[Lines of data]
BEGIN

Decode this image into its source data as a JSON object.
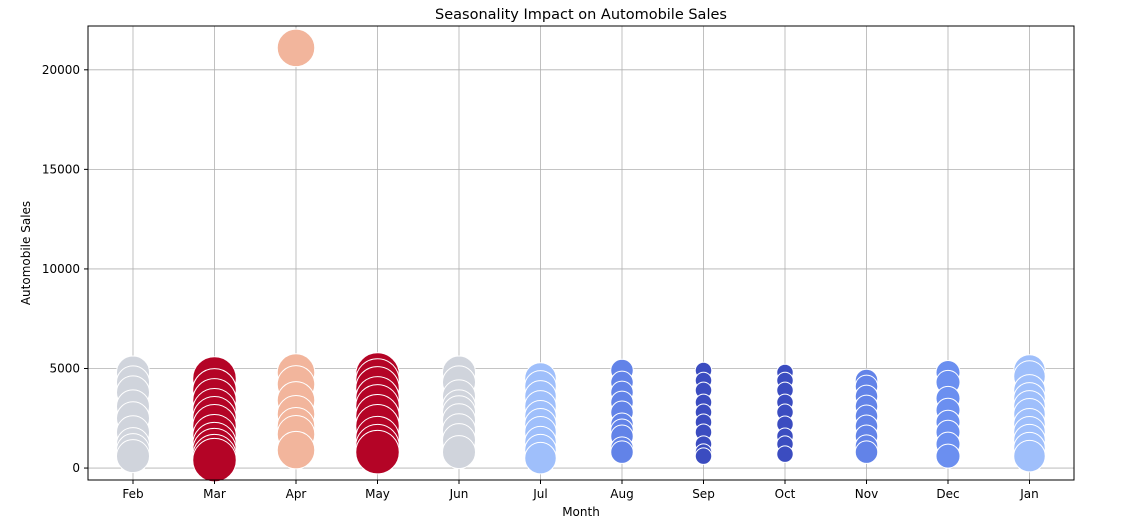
{
  "chart_data": {
    "type": "scatter",
    "title": "Seasonality Impact on Automobile Sales",
    "xlabel": "Month",
    "ylabel": "Automobile Sales",
    "categories": [
      "Feb",
      "Mar",
      "Apr",
      "May",
      "Jun",
      "Jul",
      "Aug",
      "Sep",
      "Oct",
      "Nov",
      "Dec",
      "Jan"
    ],
    "ylim": [
      -600,
      22200
    ],
    "yticks": [
      0,
      5000,
      10000,
      15000,
      20000
    ],
    "ytick_labels": [
      "0",
      "5000",
      "10000",
      "15000",
      "20000"
    ],
    "grid": true,
    "marker_edge_color": "#ffffff",
    "month_colors": {
      "Feb": "#d0d4dc",
      "Mar": "#b40426",
      "Apr": "#f2b59c",
      "May": "#b40426",
      "Jun": "#d0d4dc",
      "Jul": "#9fbffb",
      "Aug": "#6283e8",
      "Sep": "#3b4cc0",
      "Oct": "#3b4cc0",
      "Nov": "#6283e8",
      "Dec": "#6b8ff0",
      "Jan": "#9fbffb"
    },
    "month_seasonality_weight": {
      "Feb": 0.9,
      "Mar": 1.25,
      "Apr": 1.05,
      "May": 1.25,
      "Jun": 0.9,
      "Jul": 0.85,
      "Aug": 0.55,
      "Sep": 0.35,
      "Oct": 0.35,
      "Nov": 0.55,
      "Dec": 0.6,
      "Jan": 0.85
    },
    "points": [
      {
        "month": "Feb",
        "y": 4800
      },
      {
        "month": "Feb",
        "y": 4300
      },
      {
        "month": "Feb",
        "y": 3800
      },
      {
        "month": "Feb",
        "y": 3100
      },
      {
        "month": "Feb",
        "y": 2500
      },
      {
        "month": "Feb",
        "y": 1800
      },
      {
        "month": "Feb",
        "y": 1200
      },
      {
        "month": "Feb",
        "y": 900
      },
      {
        "month": "Feb",
        "y": 600
      },
      {
        "month": "Mar",
        "y": 4500
      },
      {
        "month": "Mar",
        "y": 3900
      },
      {
        "month": "Mar",
        "y": 3400
      },
      {
        "month": "Mar",
        "y": 2900
      },
      {
        "month": "Mar",
        "y": 2500
      },
      {
        "month": "Mar",
        "y": 2100
      },
      {
        "month": "Mar",
        "y": 1600
      },
      {
        "month": "Mar",
        "y": 1200
      },
      {
        "month": "Mar",
        "y": 900
      },
      {
        "month": "Mar",
        "y": 600
      },
      {
        "month": "Mar",
        "y": 400
      },
      {
        "month": "Apr",
        "y": 21100
      },
      {
        "month": "Apr",
        "y": 4800
      },
      {
        "month": "Apr",
        "y": 4200
      },
      {
        "month": "Apr",
        "y": 3400
      },
      {
        "month": "Apr",
        "y": 2700
      },
      {
        "month": "Apr",
        "y": 2100
      },
      {
        "month": "Apr",
        "y": 1700
      },
      {
        "month": "Apr",
        "y": 900
      },
      {
        "month": "May",
        "y": 4700
      },
      {
        "month": "May",
        "y": 4400
      },
      {
        "month": "May",
        "y": 4000
      },
      {
        "month": "May",
        "y": 3500
      },
      {
        "month": "May",
        "y": 3100
      },
      {
        "month": "May",
        "y": 2600
      },
      {
        "month": "May",
        "y": 2100
      },
      {
        "month": "May",
        "y": 1500
      },
      {
        "month": "May",
        "y": 1100
      },
      {
        "month": "May",
        "y": 800
      },
      {
        "month": "Jun",
        "y": 4800
      },
      {
        "month": "Jun",
        "y": 4300
      },
      {
        "month": "Jun",
        "y": 3600
      },
      {
        "month": "Jun",
        "y": 3100
      },
      {
        "month": "Jun",
        "y": 2800
      },
      {
        "month": "Jun",
        "y": 2400
      },
      {
        "month": "Jun",
        "y": 1900
      },
      {
        "month": "Jun",
        "y": 1400
      },
      {
        "month": "Jun",
        "y": 800
      },
      {
        "month": "Jul",
        "y": 4500
      },
      {
        "month": "Jul",
        "y": 4100
      },
      {
        "month": "Jul",
        "y": 3600
      },
      {
        "month": "Jul",
        "y": 3100
      },
      {
        "month": "Jul",
        "y": 2600
      },
      {
        "month": "Jul",
        "y": 2200
      },
      {
        "month": "Jul",
        "y": 1800
      },
      {
        "month": "Jul",
        "y": 1300
      },
      {
        "month": "Jul",
        "y": 900
      },
      {
        "month": "Jul",
        "y": 500
      },
      {
        "month": "Aug",
        "y": 4900
      },
      {
        "month": "Aug",
        "y": 4300
      },
      {
        "month": "Aug",
        "y": 3800
      },
      {
        "month": "Aug",
        "y": 3300
      },
      {
        "month": "Aug",
        "y": 2800
      },
      {
        "month": "Aug",
        "y": 2200
      },
      {
        "month": "Aug",
        "y": 1900
      },
      {
        "month": "Aug",
        "y": 1600
      },
      {
        "month": "Aug",
        "y": 1000
      },
      {
        "month": "Aug",
        "y": 800
      },
      {
        "month": "Sep",
        "y": 4900
      },
      {
        "month": "Sep",
        "y": 4400
      },
      {
        "month": "Sep",
        "y": 3900
      },
      {
        "month": "Sep",
        "y": 3300
      },
      {
        "month": "Sep",
        "y": 2800
      },
      {
        "month": "Sep",
        "y": 2300
      },
      {
        "month": "Sep",
        "y": 1800
      },
      {
        "month": "Sep",
        "y": 1200
      },
      {
        "month": "Sep",
        "y": 800
      },
      {
        "month": "Sep",
        "y": 600
      },
      {
        "month": "Oct",
        "y": 4800
      },
      {
        "month": "Oct",
        "y": 4400
      },
      {
        "month": "Oct",
        "y": 3900
      },
      {
        "month": "Oct",
        "y": 3300
      },
      {
        "month": "Oct",
        "y": 2800
      },
      {
        "month": "Oct",
        "y": 2200
      },
      {
        "month": "Oct",
        "y": 1600
      },
      {
        "month": "Oct",
        "y": 1200
      },
      {
        "month": "Oct",
        "y": 700
      },
      {
        "month": "Nov",
        "y": 4400
      },
      {
        "month": "Nov",
        "y": 4100
      },
      {
        "month": "Nov",
        "y": 3600
      },
      {
        "month": "Nov",
        "y": 3100
      },
      {
        "month": "Nov",
        "y": 2600
      },
      {
        "month": "Nov",
        "y": 2100
      },
      {
        "month": "Nov",
        "y": 1600
      },
      {
        "month": "Nov",
        "y": 1100
      },
      {
        "month": "Nov",
        "y": 800
      },
      {
        "month": "Dec",
        "y": 4800
      },
      {
        "month": "Dec",
        "y": 4300
      },
      {
        "month": "Dec",
        "y": 3500
      },
      {
        "month": "Dec",
        "y": 2900
      },
      {
        "month": "Dec",
        "y": 2300
      },
      {
        "month": "Dec",
        "y": 1800
      },
      {
        "month": "Dec",
        "y": 1200
      },
      {
        "month": "Dec",
        "y": 600
      },
      {
        "month": "Jan",
        "y": 4900
      },
      {
        "month": "Jan",
        "y": 4600
      },
      {
        "month": "Jan",
        "y": 3900
      },
      {
        "month": "Jan",
        "y": 3500
      },
      {
        "month": "Jan",
        "y": 3100
      },
      {
        "month": "Jan",
        "y": 2700
      },
      {
        "month": "Jan",
        "y": 2200
      },
      {
        "month": "Jan",
        "y": 1800
      },
      {
        "month": "Jan",
        "y": 1400
      },
      {
        "month": "Jan",
        "y": 1000
      },
      {
        "month": "Jan",
        "y": 600
      }
    ]
  }
}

END

◆ **WHAT THE TASK ASKS**: Transcribe every entry word for word, but skip the pictures.

◆ **ANSWER IN FULL**:
Decode this image into its source data as a JSON object.
{
  "chart_data": {
    "type": "scatter",
    "title": "Seasonality Impact on Automobile Sales",
    "xlabel": "Month",
    "ylabel": "Automobile Sales",
    "categories": [
      "Feb",
      "Mar",
      "Apr",
      "May",
      "Jun",
      "Jul",
      "Aug",
      "Sep",
      "Oct",
      "Nov",
      "Dec",
      "Jan"
    ],
    "ylim": [
      -600,
      22200
    ],
    "yticks": [
      0,
      5000,
      10000,
      15000,
      20000
    ],
    "ytick_labels": [
      "0",
      "5000",
      "10000",
      "15000",
      "20000"
    ],
    "grid": true,
    "marker_edge_color": "#ffffff",
    "month_colors": {
      "Feb": "#d0d4dc",
      "Mar": "#b40426",
      "Apr": "#f2b59c",
      "May": "#b40426",
      "Jun": "#d0d4dc",
      "Jul": "#9fbffb",
      "Aug": "#6283e8",
      "Sep": "#3b4cc0",
      "Oct": "#3b4cc0",
      "Nov": "#6283e8",
      "Dec": "#6b8ff0",
      "Jan": "#9fbffb"
    },
    "month_seasonality_weight": {
      "Feb": 0.9,
      "Mar": 1.25,
      "Apr": 1.05,
      "May": 1.25,
      "Jun": 0.9,
      "Jul": 0.85,
      "Aug": 0.55,
      "Sep": 0.35,
      "Oct": 0.35,
      "Nov": 0.55,
      "Dec": 0.6,
      "Jan": 0.85
    },
    "points": [
      {
        "month": "Feb",
        "y": 4800
      },
      {
        "month": "Feb",
        "y": 4300
      },
      {
        "month": "Feb",
        "y": 3800
      },
      {
        "month": "Feb",
        "y": 3100
      },
      {
        "month": "Feb",
        "y": 2500
      },
      {
        "month": "Feb",
        "y": 1800
      },
      {
        "month": "Feb",
        "y": 1200
      },
      {
        "month": "Feb",
        "y": 900
      },
      {
        "month": "Feb",
        "y": 600
      },
      {
        "month": "Mar",
        "y": 4500
      },
      {
        "month": "Mar",
        "y": 3900
      },
      {
        "month": "Mar",
        "y": 3400
      },
      {
        "month": "Mar",
        "y": 2900
      },
      {
        "month": "Mar",
        "y": 2500
      },
      {
        "month": "Mar",
        "y": 2100
      },
      {
        "month": "Mar",
        "y": 1600
      },
      {
        "month": "Mar",
        "y": 1200
      },
      {
        "month": "Mar",
        "y": 900
      },
      {
        "month": "Mar",
        "y": 600
      },
      {
        "month": "Mar",
        "y": 400
      },
      {
        "month": "Apr",
        "y": 21100
      },
      {
        "month": "Apr",
        "y": 4800
      },
      {
        "month": "Apr",
        "y": 4200
      },
      {
        "month": "Apr",
        "y": 3400
      },
      {
        "month": "Apr",
        "y": 2700
      },
      {
        "month": "Apr",
        "y": 2100
      },
      {
        "month": "Apr",
        "y": 1700
      },
      {
        "month": "Apr",
        "y": 900
      },
      {
        "month": "May",
        "y": 4700
      },
      {
        "month": "May",
        "y": 4400
      },
      {
        "month": "May",
        "y": 4000
      },
      {
        "month": "May",
        "y": 3500
      },
      {
        "month": "May",
        "y": 3100
      },
      {
        "month": "May",
        "y": 2600
      },
      {
        "month": "May",
        "y": 2100
      },
      {
        "month": "May",
        "y": 1500
      },
      {
        "month": "May",
        "y": 1100
      },
      {
        "month": "May",
        "y": 800
      },
      {
        "month": "Jun",
        "y": 4800
      },
      {
        "month": "Jun",
        "y": 4300
      },
      {
        "month": "Jun",
        "y": 3600
      },
      {
        "month": "Jun",
        "y": 3100
      },
      {
        "month": "Jun",
        "y": 2800
      },
      {
        "month": "Jun",
        "y": 2400
      },
      {
        "month": "Jun",
        "y": 1900
      },
      {
        "month": "Jun",
        "y": 1400
      },
      {
        "month": "Jun",
        "y": 800
      },
      {
        "month": "Jul",
        "y": 4500
      },
      {
        "month": "Jul",
        "y": 4100
      },
      {
        "month": "Jul",
        "y": 3600
      },
      {
        "month": "Jul",
        "y": 3100
      },
      {
        "month": "Jul",
        "y": 2600
      },
      {
        "month": "Jul",
        "y": 2200
      },
      {
        "month": "Jul",
        "y": 1800
      },
      {
        "month": "Jul",
        "y": 1300
      },
      {
        "month": "Jul",
        "y": 900
      },
      {
        "month": "Jul",
        "y": 500
      },
      {
        "month": "Aug",
        "y": 4900
      },
      {
        "month": "Aug",
        "y": 4300
      },
      {
        "month": "Aug",
        "y": 3800
      },
      {
        "month": "Aug",
        "y": 3300
      },
      {
        "month": "Aug",
        "y": 2800
      },
      {
        "month": "Aug",
        "y": 2200
      },
      {
        "month": "Aug",
        "y": 1900
      },
      {
        "month": "Aug",
        "y": 1600
      },
      {
        "month": "Aug",
        "y": 1000
      },
      {
        "month": "Aug",
        "y": 800
      },
      {
        "month": "Sep",
        "y": 4900
      },
      {
        "month": "Sep",
        "y": 4400
      },
      {
        "month": "Sep",
        "y": 3900
      },
      {
        "month": "Sep",
        "y": 3300
      },
      {
        "month": "Sep",
        "y": 2800
      },
      {
        "month": "Sep",
        "y": 2300
      },
      {
        "month": "Sep",
        "y": 1800
      },
      {
        "month": "Sep",
        "y": 1200
      },
      {
        "month": "Sep",
        "y": 800
      },
      {
        "month": "Sep",
        "y": 600
      },
      {
        "month": "Oct",
        "y": 4800
      },
      {
        "month": "Oct",
        "y": 4400
      },
      {
        "month": "Oct",
        "y": 3900
      },
      {
        "month": "Oct",
        "y": 3300
      },
      {
        "month": "Oct",
        "y": 2800
      },
      {
        "month": "Oct",
        "y": 2200
      },
      {
        "month": "Oct",
        "y": 1600
      },
      {
        "month": "Oct",
        "y": 1200
      },
      {
        "month": "Oct",
        "y": 700
      },
      {
        "month": "Nov",
        "y": 4400
      },
      {
        "month": "Nov",
        "y": 4100
      },
      {
        "month": "Nov",
        "y": 3600
      },
      {
        "month": "Nov",
        "y": 3100
      },
      {
        "month": "Nov",
        "y": 2600
      },
      {
        "month": "Nov",
        "y": 2100
      },
      {
        "month": "Nov",
        "y": 1600
      },
      {
        "month": "Nov",
        "y": 1100
      },
      {
        "month": "Nov",
        "y": 800
      },
      {
        "month": "Dec",
        "y": 4800
      },
      {
        "month": "Dec",
        "y": 4300
      },
      {
        "month": "Dec",
        "y": 3500
      },
      {
        "month": "Dec",
        "y": 2900
      },
      {
        "month": "Dec",
        "y": 2300
      },
      {
        "month": "Dec",
        "y": 1800
      },
      {
        "month": "Dec",
        "y": 1200
      },
      {
        "month": "Dec",
        "y": 600
      },
      {
        "month": "Jan",
        "y": 4900
      },
      {
        "month": "Jan",
        "y": 4600
      },
      {
        "month": "Jan",
        "y": 3900
      },
      {
        "month": "Jan",
        "y": 3500
      },
      {
        "month": "Jan",
        "y": 3100
      },
      {
        "month": "Jan",
        "y": 2700
      },
      {
        "month": "Jan",
        "y": 2200
      },
      {
        "month": "Jan",
        "y": 1800
      },
      {
        "month": "Jan",
        "y": 1400
      },
      {
        "month": "Jan",
        "y": 1000
      },
      {
        "month": "Jan",
        "y": 600
      }
    ]
  }
}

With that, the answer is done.